= Exercise brief =
Read the lines below and count those that have the word "cloud". Respond with the number only.

(Items from a figure collection)
+ + + + + + +

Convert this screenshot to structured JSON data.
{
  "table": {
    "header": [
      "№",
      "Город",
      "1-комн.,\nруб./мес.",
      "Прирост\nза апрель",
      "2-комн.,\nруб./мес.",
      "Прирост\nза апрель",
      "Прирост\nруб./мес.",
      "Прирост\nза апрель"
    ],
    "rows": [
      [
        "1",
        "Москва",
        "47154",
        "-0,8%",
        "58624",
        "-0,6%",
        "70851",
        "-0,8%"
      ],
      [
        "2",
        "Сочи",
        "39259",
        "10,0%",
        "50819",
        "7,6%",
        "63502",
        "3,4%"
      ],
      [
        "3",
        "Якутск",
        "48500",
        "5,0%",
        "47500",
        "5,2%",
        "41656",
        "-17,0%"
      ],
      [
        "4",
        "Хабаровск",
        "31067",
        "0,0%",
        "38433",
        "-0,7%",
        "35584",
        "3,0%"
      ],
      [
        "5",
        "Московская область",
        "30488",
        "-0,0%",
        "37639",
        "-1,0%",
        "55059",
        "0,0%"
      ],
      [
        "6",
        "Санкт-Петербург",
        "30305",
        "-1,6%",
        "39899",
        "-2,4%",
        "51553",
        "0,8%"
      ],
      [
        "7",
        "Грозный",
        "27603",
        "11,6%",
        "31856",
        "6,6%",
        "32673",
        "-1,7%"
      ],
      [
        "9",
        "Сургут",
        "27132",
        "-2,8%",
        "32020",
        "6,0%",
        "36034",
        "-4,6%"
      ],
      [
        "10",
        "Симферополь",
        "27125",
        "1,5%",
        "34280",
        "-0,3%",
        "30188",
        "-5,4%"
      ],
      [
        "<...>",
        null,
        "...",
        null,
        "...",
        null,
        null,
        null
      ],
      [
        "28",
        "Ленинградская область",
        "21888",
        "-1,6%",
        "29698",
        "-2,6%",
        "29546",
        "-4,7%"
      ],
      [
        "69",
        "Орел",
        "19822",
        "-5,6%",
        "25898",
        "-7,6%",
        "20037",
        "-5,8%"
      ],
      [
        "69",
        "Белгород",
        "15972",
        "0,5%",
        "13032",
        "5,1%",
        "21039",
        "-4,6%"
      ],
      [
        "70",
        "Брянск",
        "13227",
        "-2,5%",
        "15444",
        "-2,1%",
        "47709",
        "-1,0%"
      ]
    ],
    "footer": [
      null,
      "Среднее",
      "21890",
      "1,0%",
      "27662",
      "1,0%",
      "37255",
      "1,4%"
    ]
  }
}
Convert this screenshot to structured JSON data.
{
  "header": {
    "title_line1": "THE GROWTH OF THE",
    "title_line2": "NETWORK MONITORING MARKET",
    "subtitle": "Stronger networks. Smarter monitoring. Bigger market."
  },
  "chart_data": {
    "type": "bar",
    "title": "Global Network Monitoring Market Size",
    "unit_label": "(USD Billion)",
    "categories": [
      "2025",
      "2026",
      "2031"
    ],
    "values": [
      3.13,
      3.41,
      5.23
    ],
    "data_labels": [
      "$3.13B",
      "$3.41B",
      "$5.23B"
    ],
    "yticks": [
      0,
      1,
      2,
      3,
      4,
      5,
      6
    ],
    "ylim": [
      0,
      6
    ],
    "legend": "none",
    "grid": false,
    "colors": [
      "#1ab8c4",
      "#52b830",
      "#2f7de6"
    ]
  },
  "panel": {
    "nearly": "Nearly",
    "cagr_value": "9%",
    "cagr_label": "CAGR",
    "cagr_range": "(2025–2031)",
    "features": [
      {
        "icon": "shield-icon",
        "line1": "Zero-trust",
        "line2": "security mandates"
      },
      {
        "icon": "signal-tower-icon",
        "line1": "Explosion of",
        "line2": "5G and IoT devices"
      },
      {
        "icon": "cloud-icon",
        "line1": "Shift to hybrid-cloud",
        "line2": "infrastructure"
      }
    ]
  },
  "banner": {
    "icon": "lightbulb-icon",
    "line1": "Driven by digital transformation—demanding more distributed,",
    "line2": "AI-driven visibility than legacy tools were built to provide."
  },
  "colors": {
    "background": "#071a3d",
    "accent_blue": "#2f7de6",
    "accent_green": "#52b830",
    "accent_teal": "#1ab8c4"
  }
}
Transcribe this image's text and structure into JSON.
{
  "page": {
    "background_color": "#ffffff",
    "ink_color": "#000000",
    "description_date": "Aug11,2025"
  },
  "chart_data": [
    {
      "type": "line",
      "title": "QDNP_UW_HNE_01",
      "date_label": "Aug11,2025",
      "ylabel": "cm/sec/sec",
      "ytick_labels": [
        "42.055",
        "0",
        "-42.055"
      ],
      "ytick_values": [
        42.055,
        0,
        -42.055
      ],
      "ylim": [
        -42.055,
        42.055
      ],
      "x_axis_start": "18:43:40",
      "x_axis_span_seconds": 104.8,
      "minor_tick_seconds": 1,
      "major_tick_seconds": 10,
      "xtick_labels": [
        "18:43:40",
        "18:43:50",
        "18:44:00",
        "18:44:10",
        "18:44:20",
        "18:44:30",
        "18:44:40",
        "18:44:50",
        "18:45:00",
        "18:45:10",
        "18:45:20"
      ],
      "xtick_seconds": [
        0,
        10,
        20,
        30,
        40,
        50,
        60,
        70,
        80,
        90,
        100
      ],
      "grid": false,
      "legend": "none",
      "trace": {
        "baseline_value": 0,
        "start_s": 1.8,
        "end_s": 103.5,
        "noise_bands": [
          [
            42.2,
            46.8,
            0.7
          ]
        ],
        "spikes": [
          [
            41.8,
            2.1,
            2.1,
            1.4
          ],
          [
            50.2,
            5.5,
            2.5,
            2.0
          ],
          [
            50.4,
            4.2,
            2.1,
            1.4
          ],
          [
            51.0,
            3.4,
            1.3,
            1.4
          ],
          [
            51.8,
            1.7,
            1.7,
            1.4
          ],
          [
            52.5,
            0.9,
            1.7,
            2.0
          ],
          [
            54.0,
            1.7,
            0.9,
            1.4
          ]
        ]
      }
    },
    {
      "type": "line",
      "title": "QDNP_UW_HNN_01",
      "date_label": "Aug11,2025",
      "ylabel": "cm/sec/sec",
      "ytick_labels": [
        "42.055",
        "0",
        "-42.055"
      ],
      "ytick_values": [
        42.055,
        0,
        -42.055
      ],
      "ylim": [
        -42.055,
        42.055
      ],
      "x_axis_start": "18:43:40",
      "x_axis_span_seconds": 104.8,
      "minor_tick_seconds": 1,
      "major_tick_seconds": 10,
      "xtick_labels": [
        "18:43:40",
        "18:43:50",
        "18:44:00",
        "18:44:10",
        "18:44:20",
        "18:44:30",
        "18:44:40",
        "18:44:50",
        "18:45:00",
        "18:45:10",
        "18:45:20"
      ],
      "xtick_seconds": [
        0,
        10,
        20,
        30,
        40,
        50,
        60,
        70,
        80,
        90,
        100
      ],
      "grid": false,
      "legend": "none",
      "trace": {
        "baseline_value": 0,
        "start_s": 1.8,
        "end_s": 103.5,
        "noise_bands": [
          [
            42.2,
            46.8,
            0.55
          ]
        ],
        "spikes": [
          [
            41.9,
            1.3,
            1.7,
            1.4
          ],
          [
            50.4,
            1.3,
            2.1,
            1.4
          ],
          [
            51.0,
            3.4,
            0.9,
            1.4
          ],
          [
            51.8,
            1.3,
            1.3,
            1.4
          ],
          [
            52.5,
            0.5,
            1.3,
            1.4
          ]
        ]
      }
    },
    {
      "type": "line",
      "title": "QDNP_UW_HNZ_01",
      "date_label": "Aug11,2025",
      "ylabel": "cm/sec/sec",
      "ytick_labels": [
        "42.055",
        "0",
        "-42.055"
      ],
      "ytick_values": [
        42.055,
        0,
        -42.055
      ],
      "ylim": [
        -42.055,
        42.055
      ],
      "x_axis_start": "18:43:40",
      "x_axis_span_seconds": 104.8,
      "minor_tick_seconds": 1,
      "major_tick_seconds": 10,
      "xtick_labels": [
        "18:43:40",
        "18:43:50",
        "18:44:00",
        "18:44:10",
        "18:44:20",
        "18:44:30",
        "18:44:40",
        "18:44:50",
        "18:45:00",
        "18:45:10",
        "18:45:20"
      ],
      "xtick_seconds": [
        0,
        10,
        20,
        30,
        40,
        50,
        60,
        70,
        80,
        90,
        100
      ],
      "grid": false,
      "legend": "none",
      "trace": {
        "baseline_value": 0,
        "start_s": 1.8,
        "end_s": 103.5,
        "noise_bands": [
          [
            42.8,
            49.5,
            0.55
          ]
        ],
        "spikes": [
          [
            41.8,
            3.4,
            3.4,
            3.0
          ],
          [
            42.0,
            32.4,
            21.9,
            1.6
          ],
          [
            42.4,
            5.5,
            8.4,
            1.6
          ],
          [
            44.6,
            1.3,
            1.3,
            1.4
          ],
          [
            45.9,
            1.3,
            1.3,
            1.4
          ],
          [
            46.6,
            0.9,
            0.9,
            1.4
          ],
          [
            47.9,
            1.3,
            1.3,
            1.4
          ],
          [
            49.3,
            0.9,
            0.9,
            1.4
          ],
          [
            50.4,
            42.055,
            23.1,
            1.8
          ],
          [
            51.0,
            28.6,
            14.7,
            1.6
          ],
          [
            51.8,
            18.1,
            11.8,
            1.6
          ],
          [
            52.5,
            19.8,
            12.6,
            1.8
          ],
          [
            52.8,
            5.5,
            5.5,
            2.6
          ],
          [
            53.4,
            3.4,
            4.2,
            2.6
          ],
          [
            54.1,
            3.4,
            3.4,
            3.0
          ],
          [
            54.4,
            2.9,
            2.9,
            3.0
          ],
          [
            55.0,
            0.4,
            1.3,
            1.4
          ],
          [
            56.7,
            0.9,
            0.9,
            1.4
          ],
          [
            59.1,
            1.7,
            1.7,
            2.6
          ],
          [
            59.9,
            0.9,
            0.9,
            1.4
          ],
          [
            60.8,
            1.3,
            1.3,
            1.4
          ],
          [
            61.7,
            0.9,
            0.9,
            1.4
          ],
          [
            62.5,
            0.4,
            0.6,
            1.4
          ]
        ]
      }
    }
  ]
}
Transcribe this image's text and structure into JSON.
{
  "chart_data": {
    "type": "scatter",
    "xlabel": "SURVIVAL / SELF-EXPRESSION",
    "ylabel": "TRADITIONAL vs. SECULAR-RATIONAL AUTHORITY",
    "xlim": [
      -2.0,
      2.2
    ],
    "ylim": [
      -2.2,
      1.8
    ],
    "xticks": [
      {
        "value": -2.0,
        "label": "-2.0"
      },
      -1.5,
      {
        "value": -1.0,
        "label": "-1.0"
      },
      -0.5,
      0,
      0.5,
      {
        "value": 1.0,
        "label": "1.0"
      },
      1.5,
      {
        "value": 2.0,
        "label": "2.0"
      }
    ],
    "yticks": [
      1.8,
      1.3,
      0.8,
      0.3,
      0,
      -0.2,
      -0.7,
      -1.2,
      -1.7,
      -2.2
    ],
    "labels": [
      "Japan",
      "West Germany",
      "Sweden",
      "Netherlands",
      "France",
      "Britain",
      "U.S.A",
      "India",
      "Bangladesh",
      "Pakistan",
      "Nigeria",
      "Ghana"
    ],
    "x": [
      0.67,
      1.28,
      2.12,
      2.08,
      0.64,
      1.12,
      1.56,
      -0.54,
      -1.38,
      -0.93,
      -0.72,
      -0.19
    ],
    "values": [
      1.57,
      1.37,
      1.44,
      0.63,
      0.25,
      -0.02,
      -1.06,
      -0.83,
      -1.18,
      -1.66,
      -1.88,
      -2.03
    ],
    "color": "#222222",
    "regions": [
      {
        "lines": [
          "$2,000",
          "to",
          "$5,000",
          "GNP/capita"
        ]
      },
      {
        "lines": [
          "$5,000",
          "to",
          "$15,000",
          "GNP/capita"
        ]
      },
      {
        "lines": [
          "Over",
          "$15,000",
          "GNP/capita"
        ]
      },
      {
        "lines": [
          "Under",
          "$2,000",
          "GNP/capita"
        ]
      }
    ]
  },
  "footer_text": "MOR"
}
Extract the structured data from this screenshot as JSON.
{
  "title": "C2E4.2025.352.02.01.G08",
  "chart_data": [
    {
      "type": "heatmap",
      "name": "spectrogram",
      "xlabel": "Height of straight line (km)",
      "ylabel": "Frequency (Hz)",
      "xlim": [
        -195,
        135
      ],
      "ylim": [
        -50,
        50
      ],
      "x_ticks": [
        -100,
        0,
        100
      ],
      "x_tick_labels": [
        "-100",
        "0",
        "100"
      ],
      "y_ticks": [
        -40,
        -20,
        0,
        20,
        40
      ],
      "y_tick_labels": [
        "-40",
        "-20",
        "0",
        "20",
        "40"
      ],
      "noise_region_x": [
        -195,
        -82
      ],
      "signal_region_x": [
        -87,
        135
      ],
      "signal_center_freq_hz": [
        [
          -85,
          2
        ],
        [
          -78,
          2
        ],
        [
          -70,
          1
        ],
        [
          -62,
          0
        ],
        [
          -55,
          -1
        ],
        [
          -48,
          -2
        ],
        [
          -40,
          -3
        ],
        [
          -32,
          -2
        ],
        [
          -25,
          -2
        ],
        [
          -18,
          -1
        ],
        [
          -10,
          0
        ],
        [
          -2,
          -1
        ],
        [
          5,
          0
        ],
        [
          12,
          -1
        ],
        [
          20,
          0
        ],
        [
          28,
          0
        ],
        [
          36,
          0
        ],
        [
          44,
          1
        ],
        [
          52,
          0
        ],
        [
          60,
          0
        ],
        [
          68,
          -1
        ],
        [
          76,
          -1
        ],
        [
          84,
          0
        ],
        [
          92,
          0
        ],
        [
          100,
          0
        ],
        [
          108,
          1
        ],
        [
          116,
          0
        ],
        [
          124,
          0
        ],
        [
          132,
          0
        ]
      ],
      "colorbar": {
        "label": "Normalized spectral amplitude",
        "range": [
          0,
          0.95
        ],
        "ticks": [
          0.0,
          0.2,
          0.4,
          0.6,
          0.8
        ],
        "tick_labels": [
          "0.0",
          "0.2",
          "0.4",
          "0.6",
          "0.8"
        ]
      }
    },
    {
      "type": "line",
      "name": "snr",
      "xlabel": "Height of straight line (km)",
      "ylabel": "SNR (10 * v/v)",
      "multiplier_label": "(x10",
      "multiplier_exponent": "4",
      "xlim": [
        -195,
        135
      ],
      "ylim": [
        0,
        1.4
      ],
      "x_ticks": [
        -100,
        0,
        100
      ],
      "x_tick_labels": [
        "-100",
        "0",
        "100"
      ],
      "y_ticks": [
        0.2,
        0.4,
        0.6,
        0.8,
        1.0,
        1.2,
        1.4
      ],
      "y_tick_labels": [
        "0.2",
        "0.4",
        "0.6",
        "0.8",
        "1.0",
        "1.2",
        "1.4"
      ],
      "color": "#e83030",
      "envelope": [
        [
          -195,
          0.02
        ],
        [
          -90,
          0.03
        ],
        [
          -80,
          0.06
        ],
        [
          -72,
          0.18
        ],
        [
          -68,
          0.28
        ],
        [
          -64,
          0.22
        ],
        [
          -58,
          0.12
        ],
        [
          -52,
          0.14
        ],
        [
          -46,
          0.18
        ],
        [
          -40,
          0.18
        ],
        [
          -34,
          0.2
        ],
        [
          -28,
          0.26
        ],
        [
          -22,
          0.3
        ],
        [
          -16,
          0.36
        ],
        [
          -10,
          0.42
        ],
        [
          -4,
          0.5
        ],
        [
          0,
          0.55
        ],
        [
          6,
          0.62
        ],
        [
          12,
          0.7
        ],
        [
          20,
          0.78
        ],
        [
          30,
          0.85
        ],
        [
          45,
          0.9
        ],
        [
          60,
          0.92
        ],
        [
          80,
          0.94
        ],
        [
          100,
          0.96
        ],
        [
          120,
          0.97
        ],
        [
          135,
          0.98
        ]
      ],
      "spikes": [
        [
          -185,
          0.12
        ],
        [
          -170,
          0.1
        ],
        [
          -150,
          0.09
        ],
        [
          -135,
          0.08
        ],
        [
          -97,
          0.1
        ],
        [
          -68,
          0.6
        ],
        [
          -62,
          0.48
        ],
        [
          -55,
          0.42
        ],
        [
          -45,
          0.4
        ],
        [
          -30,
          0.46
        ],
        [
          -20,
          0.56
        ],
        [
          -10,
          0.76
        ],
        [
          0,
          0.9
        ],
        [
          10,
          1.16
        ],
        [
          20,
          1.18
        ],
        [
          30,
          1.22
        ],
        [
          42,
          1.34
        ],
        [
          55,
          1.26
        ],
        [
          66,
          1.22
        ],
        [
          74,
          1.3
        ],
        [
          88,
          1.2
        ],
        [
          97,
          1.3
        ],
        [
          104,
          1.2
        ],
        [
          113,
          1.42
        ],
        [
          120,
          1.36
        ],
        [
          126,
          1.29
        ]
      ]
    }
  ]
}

+ + + + + + +

= Result for this exercise =
2